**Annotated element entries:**
+ + + + + + +

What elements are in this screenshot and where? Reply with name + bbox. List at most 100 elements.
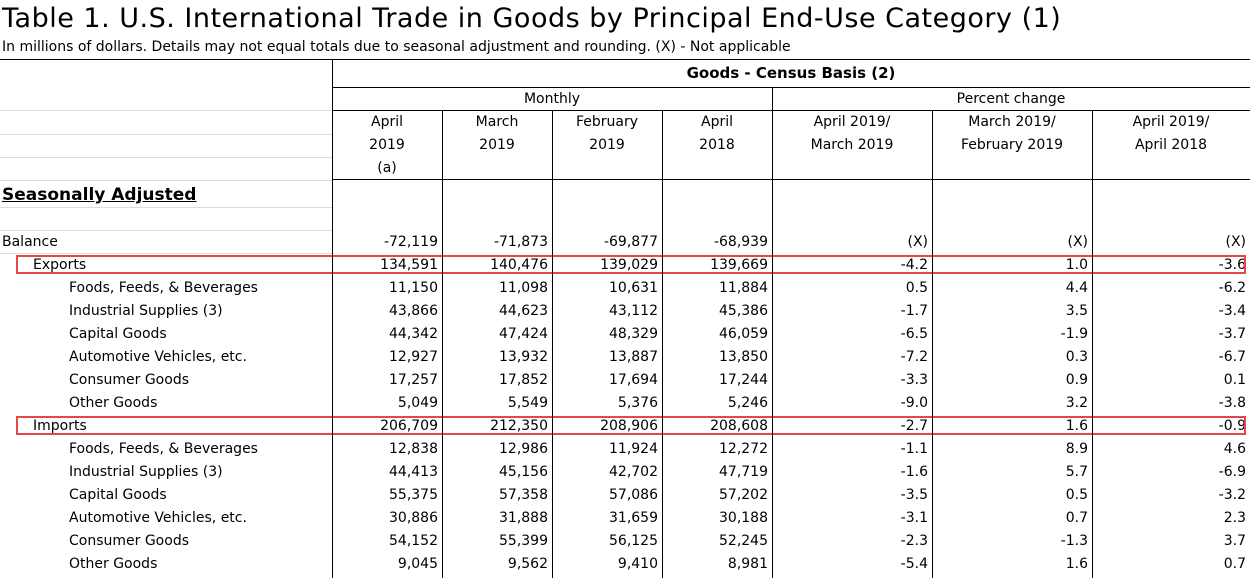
header-bottom-rule <box>332 179 1250 180</box>
row-label: Consumer Goods <box>69 533 189 549</box>
row-label: Exports <box>33 257 87 273</box>
monthly-header: Monthly <box>523 91 581 107</box>
subgroup-rule <box>332 110 1250 111</box>
table-cell: 57,358 <box>499 487 548 503</box>
column-header-line: 2018 <box>699 137 735 153</box>
table-cell: 30,886 <box>389 510 438 526</box>
row-label: Other Goods <box>69 556 158 572</box>
table-cell: -3.6 <box>1218 257 1246 273</box>
table-cell: 13,887 <box>609 349 658 365</box>
table-cell: 0.1 <box>1223 372 1246 388</box>
table-cell: 3.2 <box>1065 395 1088 411</box>
row-label: Capital Goods <box>69 487 167 503</box>
table-cell: 1.6 <box>1065 418 1088 434</box>
group-rule <box>332 87 1250 88</box>
row-label: Consumer Goods <box>69 372 189 388</box>
table-cell: 0.7 <box>1223 556 1246 572</box>
table-cell: 0.5 <box>1065 487 1088 503</box>
row-label: Balance <box>2 234 58 250</box>
row-label: Automotive Vehicles, etc. <box>69 510 247 526</box>
table-cell: -3.5 <box>900 487 928 503</box>
table-cell: 46,059 <box>719 326 768 342</box>
column-header-line: February 2019 <box>960 137 1064 153</box>
table-cell: -2.7 <box>900 418 928 434</box>
row-label: Foods, Feeds, & Beverages <box>69 441 258 457</box>
table-cell: -6.5 <box>900 326 928 342</box>
table-cell: 140,476 <box>490 257 548 273</box>
table-cell: 139,669 <box>710 257 768 273</box>
table-cell: 12,927 <box>389 349 438 365</box>
table-cell: -72,119 <box>383 234 438 250</box>
table-cell: 9,410 <box>617 556 658 572</box>
table-cell: 5,246 <box>727 395 768 411</box>
row-label: Industrial Supplies (3) <box>69 464 223 480</box>
table-cell: -7.2 <box>900 349 928 365</box>
table-cell: 11,924 <box>609 441 658 457</box>
table-cell: -0.9 <box>1218 418 1246 434</box>
table-cell: 1.0 <box>1065 257 1088 273</box>
table-cell: 31,659 <box>609 510 658 526</box>
table-cell: 12,838 <box>389 441 438 457</box>
table-cell: 1.6 <box>1065 556 1088 572</box>
column-divider <box>1092 110 1093 578</box>
table-cell: 44,413 <box>389 464 438 480</box>
row-label: Imports <box>33 418 87 434</box>
table-cell: 47,424 <box>499 326 548 342</box>
table-cell: -3.7 <box>1218 326 1246 342</box>
table-cell: -3.8 <box>1218 395 1246 411</box>
table-cell: 47,719 <box>719 464 768 480</box>
table-cell: (X) <box>1225 234 1246 250</box>
row-label: Capital Goods <box>69 326 167 342</box>
row-label: Automotive Vehicles, etc. <box>69 349 247 365</box>
table-cell: -1.9 <box>1060 326 1088 342</box>
table-cell: 56,125 <box>609 533 658 549</box>
table-cell: 55,375 <box>389 487 438 503</box>
page-subtitle: In millions of dollars. Details may not … <box>2 39 791 55</box>
table-cell: 8.9 <box>1065 441 1088 457</box>
table-cell: 8,981 <box>727 556 768 572</box>
table-cell: 9,562 <box>507 556 548 572</box>
table-cell: 208,906 <box>600 418 658 434</box>
table-cell: 2.3 <box>1223 510 1246 526</box>
column-header-line: March <box>475 114 519 130</box>
table-cell: 17,694 <box>609 372 658 388</box>
row-label: Foods, Feeds, & Beverages <box>69 280 258 296</box>
label-gridline <box>0 230 332 231</box>
table-cell: -2.3 <box>900 533 928 549</box>
column-header-line: April <box>701 114 733 130</box>
column-divider <box>442 110 443 578</box>
label-gridline <box>0 207 332 208</box>
table-cell: 12,986 <box>499 441 548 457</box>
column-divider <box>932 110 933 578</box>
column-header-line: April 2019/ <box>813 114 891 130</box>
table-cell: (X) <box>907 234 928 250</box>
table-cell: 12,272 <box>719 441 768 457</box>
table-cell: 54,152 <box>389 533 438 549</box>
column-divider <box>552 110 553 578</box>
table-cell: 13,932 <box>499 349 548 365</box>
table-cell: 43,112 <box>609 303 658 319</box>
table-cell: 44,342 <box>389 326 438 342</box>
table-cell: 30,188 <box>719 510 768 526</box>
table-cell: -6.9 <box>1218 464 1246 480</box>
column-header-line: 2019 <box>369 137 405 153</box>
table-cell: 17,852 <box>499 372 548 388</box>
column-header-line: February <box>575 114 639 130</box>
table-cell: 42,702 <box>609 464 658 480</box>
table-cell: (X) <box>1067 234 1088 250</box>
table-cell: -4.2 <box>900 257 928 273</box>
table-cell: -6.2 <box>1218 280 1246 296</box>
table-cell: -69,877 <box>603 234 658 250</box>
table-cell: 11,884 <box>719 280 768 296</box>
top-rule <box>0 59 1250 60</box>
column-header-line: (a) <box>377 160 397 176</box>
table-cell: 52,245 <box>719 533 768 549</box>
table-cell: -3.3 <box>900 372 928 388</box>
label-gridline <box>0 134 332 135</box>
table-cell: 17,244 <box>719 372 768 388</box>
table-cell: 13,850 <box>719 349 768 365</box>
table-cell: 212,350 <box>490 418 548 434</box>
label-gridline <box>0 110 332 111</box>
table-cell: -71,873 <box>493 234 548 250</box>
table-cell: 9,045 <box>397 556 438 572</box>
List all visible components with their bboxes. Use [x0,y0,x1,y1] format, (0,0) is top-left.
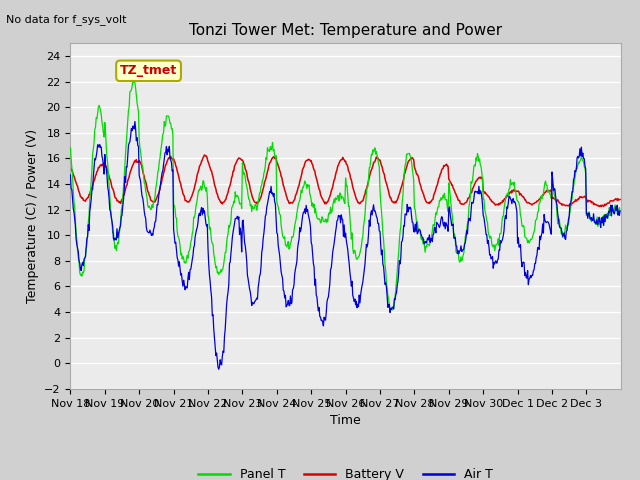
Text: No data for f_sys_volt: No data for f_sys_volt [6,14,127,25]
X-axis label: Time: Time [330,414,361,427]
Y-axis label: Temperature (C) / Power (V): Temperature (C) / Power (V) [26,129,38,303]
Title: Tonzi Tower Met: Temperature and Power: Tonzi Tower Met: Temperature and Power [189,23,502,38]
Legend: Panel T, Battery V, Air T: Panel T, Battery V, Air T [193,463,498,480]
Text: TZ_tmet: TZ_tmet [120,64,177,77]
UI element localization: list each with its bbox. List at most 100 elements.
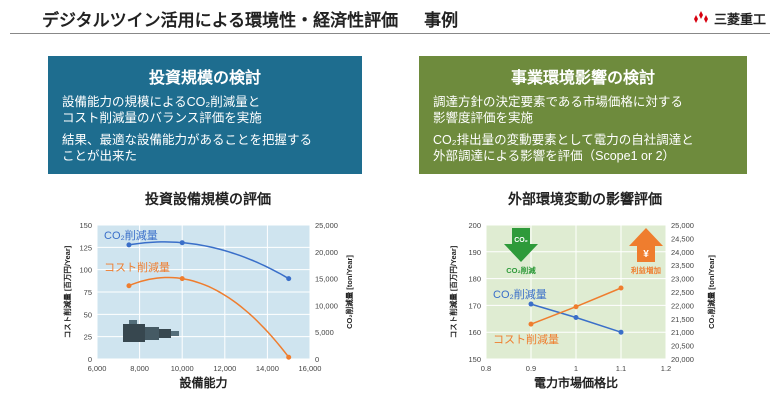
y-axis-label: コスト削減量 [百万円/Year] [62,245,72,338]
data-point [179,240,185,246]
series-label: コスト削減量 [104,260,170,274]
y2-tick-label: 20,500 [671,342,694,351]
y-tick-label: 75 [84,288,92,297]
x-tick-label: 1.2 [661,364,671,373]
panel-line: CO₂排出量の変動要素として電力の自社調達と [433,133,694,147]
y2-tick-label: 23,000 [671,275,694,284]
x-tick-label: 12,000 [213,364,236,373]
panel-line: コスト削減量のバランス評価を実施 [62,111,262,125]
y-axis-label: コスト削減量 [百万円/Year] [448,245,458,338]
y2-tick-label: 24,000 [671,248,694,257]
y2-tick-label: 21,000 [671,328,694,337]
y2-tick-label: 21,500 [671,315,694,324]
up-arrow-yen-icon: ¥ [629,228,663,262]
badge-label: 利益増加 [630,265,661,275]
badge-label: CO₂削減 [506,265,536,275]
data-point [126,283,132,289]
y2-tick-label: 20,000 [671,355,694,364]
x-tick-label: 6,000 [88,364,107,373]
x-tick-label: 0.8 [481,364,491,373]
data-point [286,354,292,360]
page-title-text: デジタルツイン活用による環境性・経済性評価 [42,11,399,30]
data-point [528,321,534,327]
x-tick-label: 1.1 [616,364,626,373]
y-tick-label: 180 [468,275,481,284]
data-point [528,301,534,307]
y-tick-label: 170 [468,301,481,310]
page-title: デジタルツイン活用による環境性・経済性評価 事例 [42,6,458,31]
logo-text: 三菱重工 [713,12,766,27]
data-point [573,314,579,320]
panel-line: 影響度評価を実施 [433,111,534,125]
company-logo: 三菱重工 [692,9,766,28]
y2-axis-label: CO₂削減量 [ton/Year] [706,255,716,329]
x-tick-label: 1 [574,364,578,373]
machine-body [145,327,159,340]
y2-tick-label: 5,000 [315,328,334,337]
machine-body [171,331,179,336]
y-tick-label: 150 [468,355,481,364]
page-subtitle: 事例 [424,11,459,30]
chart-investment-scale: 6,000 8,000 10,000 12,000 14,000 16,000025507… [62,221,354,390]
panel-line: 調達方針の決定要素である市場価格に対する [433,95,683,109]
data-point [618,329,624,335]
series-label: コスト削減量 [493,332,559,346]
down-arrow-co2-icon: CO₂ [504,228,538,262]
y-tick-label: 0 [88,355,92,364]
data-point [126,242,132,248]
series-line [128,241,290,280]
y2-tick-label: 15,000 [315,275,338,284]
panel-business-environment: 事業環境影響の検討 調達方針の決定要素である市場価格に対する 影響度評価を実施 C… [419,56,747,174]
three-diamonds-icon [693,10,708,23]
y2-tick-label: 0 [315,355,319,364]
y-tick-label: 200 [468,221,481,230]
chart-title-investment: 投資設備規模の評価 [145,191,271,207]
y-tick-label: 50 [84,310,92,319]
series-label: CO₂削減量 [104,228,158,242]
data-point [618,285,624,291]
y2-tick-label: 23,500 [671,261,694,270]
panel-heading: 事業環境影響の検討 [510,70,655,87]
panel-line: ことが出来た [62,149,138,163]
panel-line: 設備能力の規模によるCO₂削減量と [62,95,261,109]
y-tick-label: 25 [84,333,92,342]
panel-text: 結果、最適な設備能力があることを把握する ことが出来た [62,132,348,164]
machine-body [129,320,137,324]
x-tick-label: 0.9 [526,364,536,373]
x-tick-label: 10,000 [171,364,194,373]
y-tick-label: 150 [79,221,92,230]
y2-axis-label: CO₂削減量 [ton/Year] [344,255,354,329]
x-tick-label: 14,000 [256,364,279,373]
panel-line: 結果、最適な設備能力があることを把握する [62,133,313,147]
y2-tick-label: 22,500 [671,288,694,297]
y-tick-label: 125 [79,243,92,252]
x-axis-label: 設備能力 [179,375,227,390]
y2-tick-label: 24,500 [671,234,694,243]
y-tick-label: 100 [79,266,92,275]
panel-heading: 投資規模の検討 [148,70,261,87]
plant-machine-icon [123,320,179,342]
machine-body [123,324,145,342]
data-point [286,276,292,282]
arrow-shape [629,228,663,262]
series-line [128,276,290,358]
data-point [179,276,185,282]
badge-icon-text: CO₂ [514,237,528,244]
y-tick-label: 160 [468,328,481,337]
panel-text: 設備能力の規模によるCO₂削減量と コスト削減量のバランス評価を実施 [62,94,348,126]
chart-external-environment: 0.8 0.9 1 1.1 1.2 150 160 170 180 190 200 20,000 20,… [448,221,716,390]
series-label: CO₂削減量 [493,287,547,301]
panel-investment-scale: 投資規模の検討 設備能力の規模によるCO₂削減量と コスト削減量のバランス評価を実… [48,56,362,174]
y2-tick-label: 20,000 [315,248,338,257]
panel-text: 調達方針の決定要素である市場価格に対する 影響度評価を実施 [433,94,733,126]
y2-tick-label: 25,000 [315,221,338,230]
panel-line: 外部調達による影響を評価（Scope1 or 2） [433,149,676,163]
badge-icon-text: ¥ [643,249,649,260]
y2-tick-label: 10,000 [315,301,338,310]
arrow-shape [504,228,538,262]
machine-body [159,329,171,338]
chart-title-external: 外部環境変動の影響評価 [508,191,662,207]
panel-text: CO₂排出量の変動要素として電力の自社調達と 外部調達による影響を評価（Scope… [433,132,733,164]
x-tick-label: 8,000 [130,364,149,373]
x-tick-label: 16,000 [299,364,322,373]
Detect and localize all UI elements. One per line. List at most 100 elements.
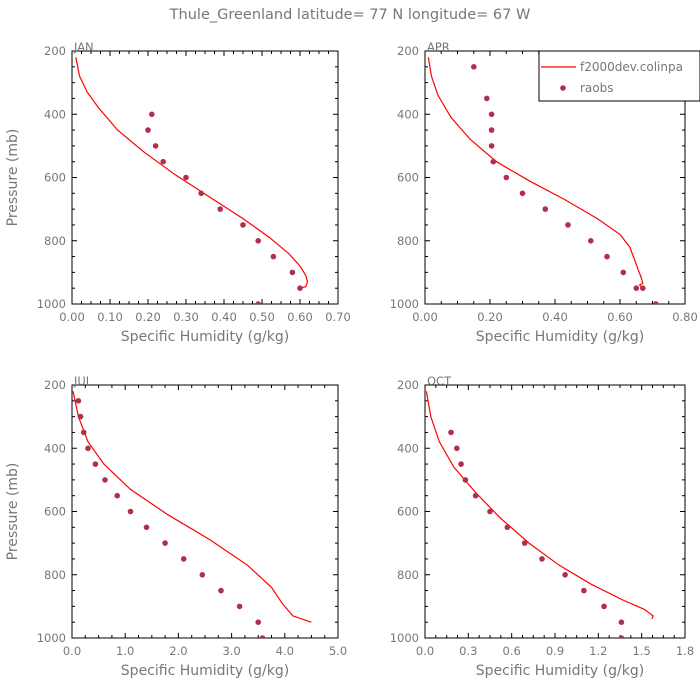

+ + + + + + +

**STATED PROBLEM:** Gather every line of the material that contains the string "投資規模の検討", treating case as significant.

**TASK SOLUTION:**
panel-heading: 投資規模の検討 [148,70,261,87]
panel-investment-scale: 投資規模の検討 設備能力の規模によるCO₂削減量と コスト削減量のバランス評価を実… [48,56,362,174]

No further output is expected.